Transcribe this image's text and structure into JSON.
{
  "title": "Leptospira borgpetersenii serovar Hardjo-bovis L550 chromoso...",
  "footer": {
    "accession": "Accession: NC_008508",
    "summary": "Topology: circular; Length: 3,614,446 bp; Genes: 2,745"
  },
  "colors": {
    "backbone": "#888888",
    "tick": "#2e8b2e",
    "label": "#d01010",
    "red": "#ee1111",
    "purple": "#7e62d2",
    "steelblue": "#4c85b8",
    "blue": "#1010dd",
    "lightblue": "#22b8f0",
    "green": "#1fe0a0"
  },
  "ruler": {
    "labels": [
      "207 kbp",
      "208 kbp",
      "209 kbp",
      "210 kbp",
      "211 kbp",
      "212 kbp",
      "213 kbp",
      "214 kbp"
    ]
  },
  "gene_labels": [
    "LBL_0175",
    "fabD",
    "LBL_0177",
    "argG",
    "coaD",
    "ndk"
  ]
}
#####
AIM OF THE EXERCISE => Every line of the material is to be set down again verbatim.

ANSWER TO THE EXERCISE =>
Transcribe this image's text and structure into JSON.
{
  "title": "Leptospira borgpetersenii serovar Hardjo-bovis L550 chromoso...",
  "footer": {
    "accession": "Accession: NC_008508",
    "summary": "Topology: circular; Length: 3,614,446 bp; Genes: 2,745"
  },
  "colors": {
    "backbone": "#888888",
    "tick": "#2e8b2e",
    "label": "#d01010",
    "red": "#ee1111",
    "purple": "#7e62d2",
    "steelblue": "#4c85b8",
    "blue": "#1010dd",
    "lightblue": "#22b8f0",
    "green": "#1fe0a0"
  },
  "ruler": {
    "labels": [
      "207 kbp",
      "208 kbp",
      "209 kbp",
      "210 kbp",
      "211 kbp",
      "212 kbp",
      "213 kbp",
      "214 kbp"
    ]
  },
  "gene_labels": [
    "LBL_0175",
    "fabD",
    "LBL_0177",
    "argG",
    "coaD",
    "ndk"
  ]
}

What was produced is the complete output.